Excerpts from a figure dataset:
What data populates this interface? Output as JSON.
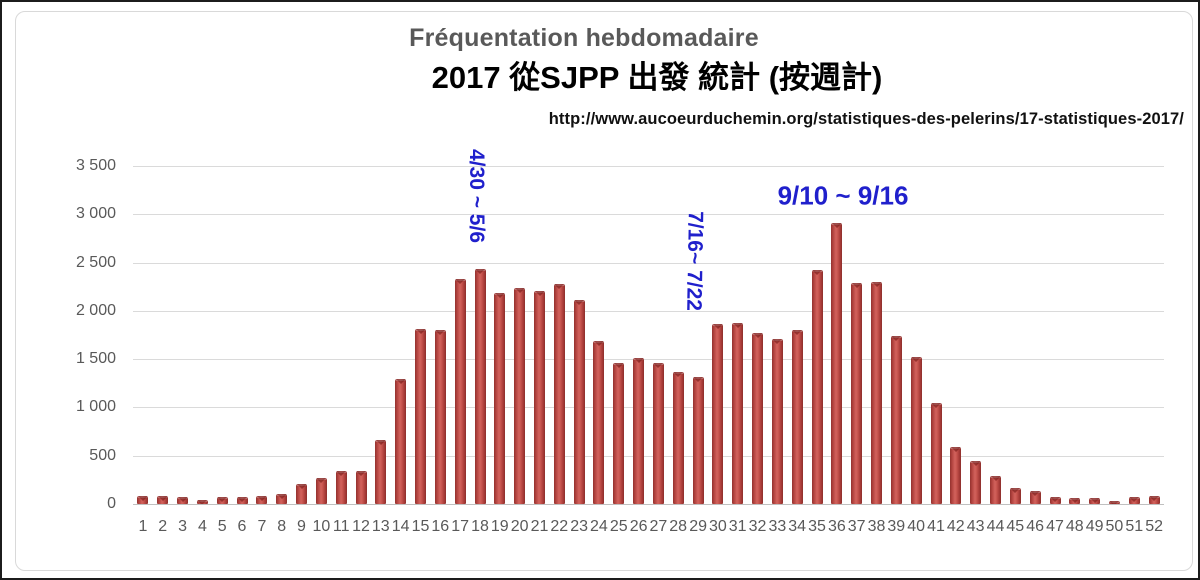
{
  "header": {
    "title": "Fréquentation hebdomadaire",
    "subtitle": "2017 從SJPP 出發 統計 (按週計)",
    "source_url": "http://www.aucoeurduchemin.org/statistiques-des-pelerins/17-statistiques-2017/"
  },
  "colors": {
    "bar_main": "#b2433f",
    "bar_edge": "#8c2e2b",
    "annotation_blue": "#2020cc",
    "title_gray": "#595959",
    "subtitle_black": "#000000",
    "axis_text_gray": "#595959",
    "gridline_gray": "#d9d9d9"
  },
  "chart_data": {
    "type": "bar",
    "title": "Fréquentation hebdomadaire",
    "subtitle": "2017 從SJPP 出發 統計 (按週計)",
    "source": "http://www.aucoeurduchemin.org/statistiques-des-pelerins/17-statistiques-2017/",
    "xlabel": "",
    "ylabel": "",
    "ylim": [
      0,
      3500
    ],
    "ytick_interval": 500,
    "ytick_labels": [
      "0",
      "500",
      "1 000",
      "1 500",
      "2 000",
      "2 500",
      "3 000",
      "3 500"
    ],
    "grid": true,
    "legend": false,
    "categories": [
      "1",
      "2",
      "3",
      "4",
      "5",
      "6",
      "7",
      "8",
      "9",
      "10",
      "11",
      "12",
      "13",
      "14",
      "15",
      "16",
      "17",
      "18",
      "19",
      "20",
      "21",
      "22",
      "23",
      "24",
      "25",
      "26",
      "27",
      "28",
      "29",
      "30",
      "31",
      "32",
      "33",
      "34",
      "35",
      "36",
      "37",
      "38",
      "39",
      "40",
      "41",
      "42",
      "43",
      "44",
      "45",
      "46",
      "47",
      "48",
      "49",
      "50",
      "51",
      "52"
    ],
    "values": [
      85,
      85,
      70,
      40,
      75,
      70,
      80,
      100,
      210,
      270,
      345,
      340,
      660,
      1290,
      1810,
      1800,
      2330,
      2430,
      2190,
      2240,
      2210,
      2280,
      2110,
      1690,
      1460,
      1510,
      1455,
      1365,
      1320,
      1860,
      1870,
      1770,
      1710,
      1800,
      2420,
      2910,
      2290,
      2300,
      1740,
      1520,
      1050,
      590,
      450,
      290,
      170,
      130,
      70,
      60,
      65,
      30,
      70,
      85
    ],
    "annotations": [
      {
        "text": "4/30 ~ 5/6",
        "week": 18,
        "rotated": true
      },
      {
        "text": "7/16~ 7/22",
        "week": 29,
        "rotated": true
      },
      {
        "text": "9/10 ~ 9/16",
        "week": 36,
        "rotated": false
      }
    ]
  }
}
--
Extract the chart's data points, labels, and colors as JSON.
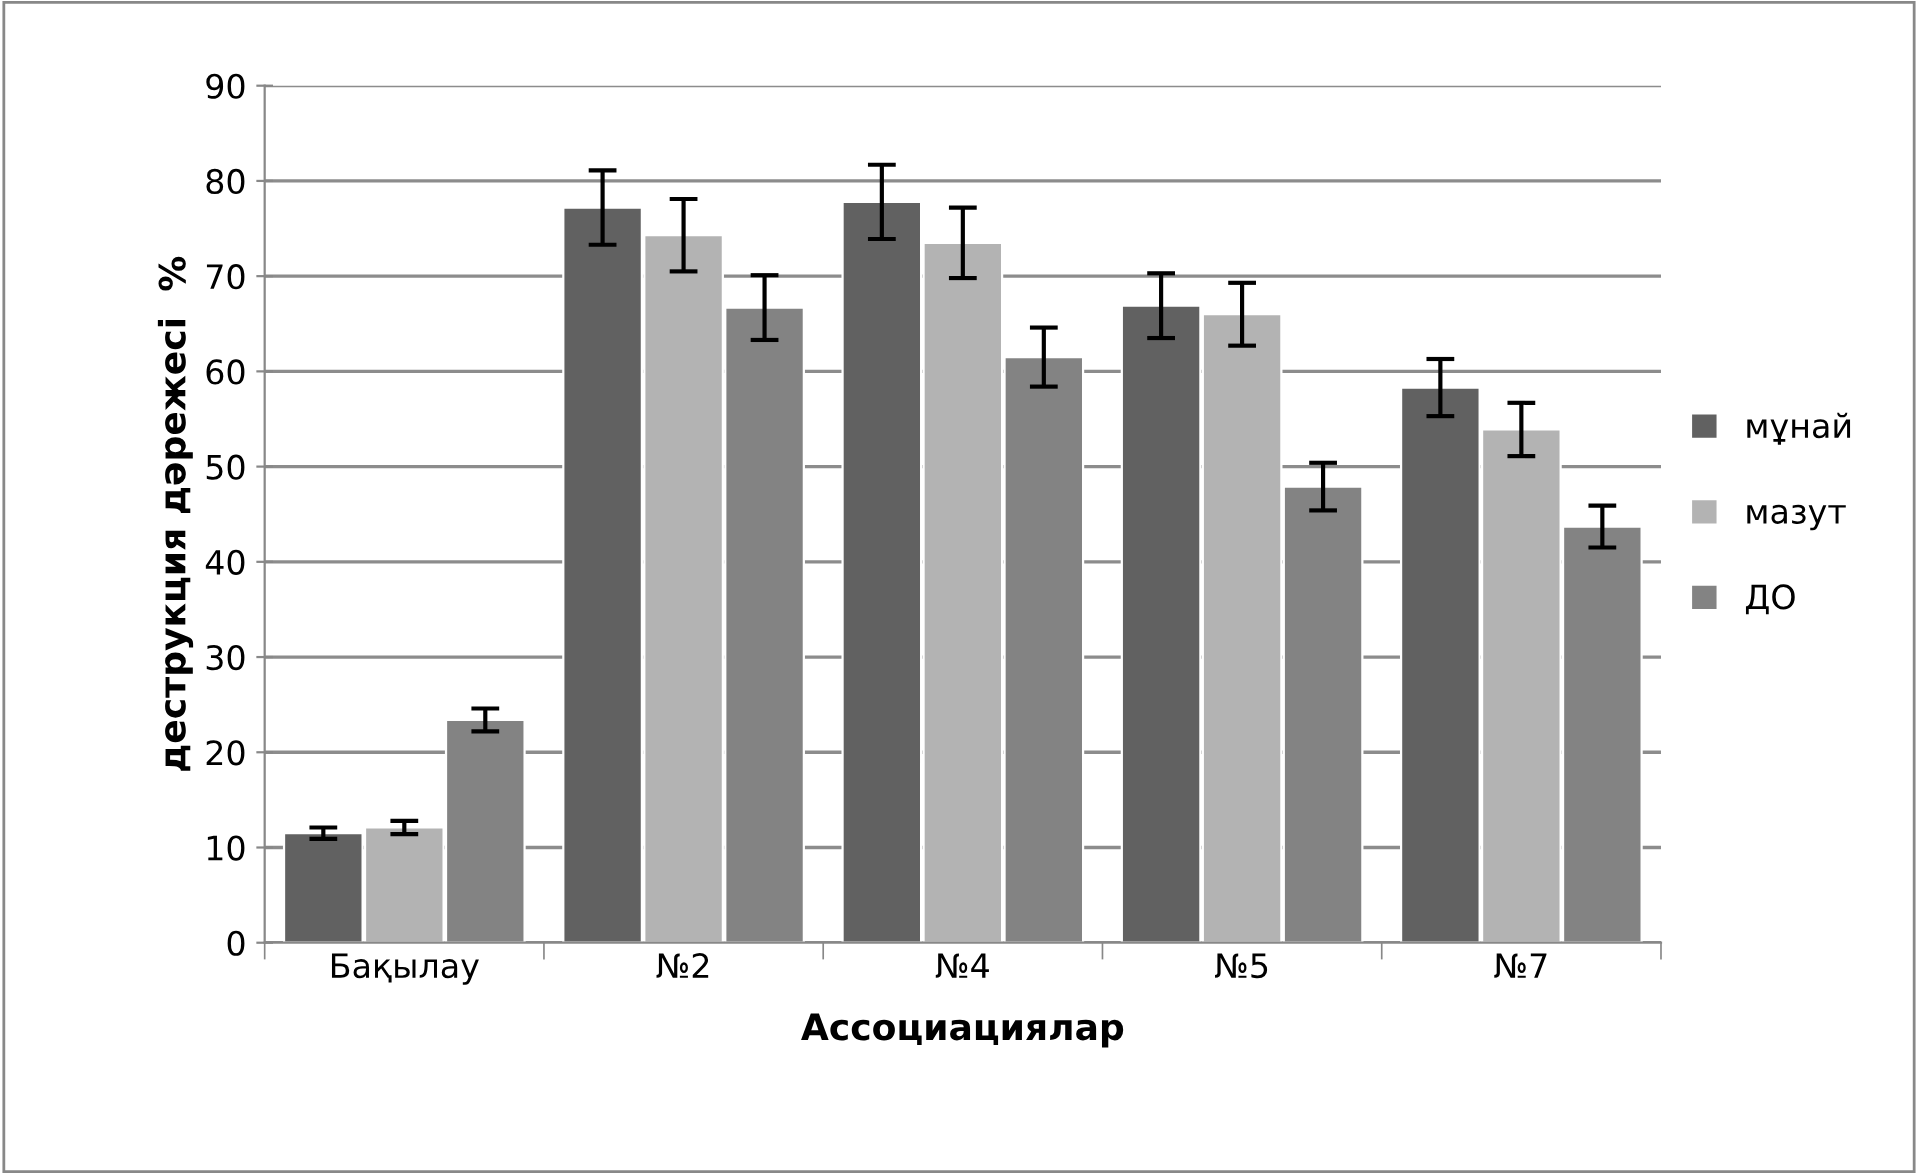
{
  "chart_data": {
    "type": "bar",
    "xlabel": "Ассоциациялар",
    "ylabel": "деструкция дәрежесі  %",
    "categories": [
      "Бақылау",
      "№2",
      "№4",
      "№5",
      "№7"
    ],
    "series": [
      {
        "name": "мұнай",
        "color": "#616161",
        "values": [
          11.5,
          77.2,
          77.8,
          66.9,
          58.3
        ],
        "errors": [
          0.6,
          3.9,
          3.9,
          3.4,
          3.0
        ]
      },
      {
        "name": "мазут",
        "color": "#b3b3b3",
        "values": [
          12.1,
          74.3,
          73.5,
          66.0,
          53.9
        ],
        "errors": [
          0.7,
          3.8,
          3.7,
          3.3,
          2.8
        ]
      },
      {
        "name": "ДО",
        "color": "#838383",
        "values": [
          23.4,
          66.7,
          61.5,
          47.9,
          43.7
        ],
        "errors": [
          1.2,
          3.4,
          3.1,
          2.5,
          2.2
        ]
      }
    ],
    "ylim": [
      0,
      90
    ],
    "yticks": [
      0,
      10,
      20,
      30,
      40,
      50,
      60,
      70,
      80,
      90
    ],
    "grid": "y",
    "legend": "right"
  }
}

Stated task: Scan the material for lines with the word "ylabel", and copy each line you find.

Response:
    "ylabel": "",
    "ylabel": "деструкция дәрежесі  %",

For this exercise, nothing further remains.